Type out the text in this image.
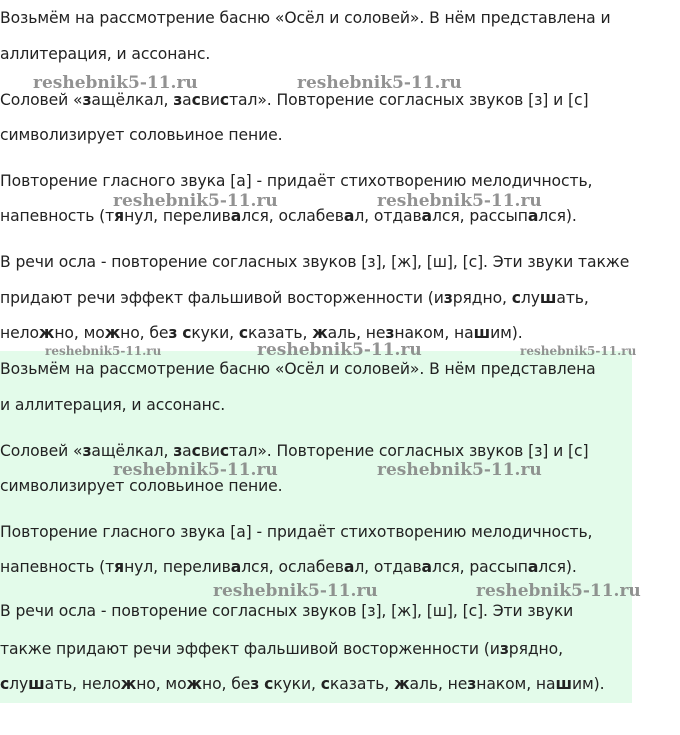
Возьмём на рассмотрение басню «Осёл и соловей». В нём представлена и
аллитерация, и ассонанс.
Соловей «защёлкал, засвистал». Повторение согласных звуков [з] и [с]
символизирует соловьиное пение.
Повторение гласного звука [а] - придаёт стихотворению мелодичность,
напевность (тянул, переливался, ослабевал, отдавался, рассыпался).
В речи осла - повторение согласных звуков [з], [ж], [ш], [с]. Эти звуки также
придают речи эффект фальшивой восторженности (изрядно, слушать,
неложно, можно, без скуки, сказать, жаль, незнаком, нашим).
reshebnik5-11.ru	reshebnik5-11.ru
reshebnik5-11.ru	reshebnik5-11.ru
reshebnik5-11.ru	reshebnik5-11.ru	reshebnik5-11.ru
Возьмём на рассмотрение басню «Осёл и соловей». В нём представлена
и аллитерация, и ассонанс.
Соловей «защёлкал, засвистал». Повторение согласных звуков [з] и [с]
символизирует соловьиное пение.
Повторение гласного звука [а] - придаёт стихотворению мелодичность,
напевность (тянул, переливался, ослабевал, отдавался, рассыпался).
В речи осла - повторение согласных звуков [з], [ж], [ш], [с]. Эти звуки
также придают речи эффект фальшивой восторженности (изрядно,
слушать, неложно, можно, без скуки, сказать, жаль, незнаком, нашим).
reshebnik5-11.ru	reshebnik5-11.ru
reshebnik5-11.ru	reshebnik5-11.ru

==*==

Required task →
Reproduce each line of the material containing the word "также".

Correct output →
В речи осла - повторение согласных звуков [з], [ж], [ш], [с]. Эти звуки также
также придают речи эффект фальшивой восторженности (изрядно,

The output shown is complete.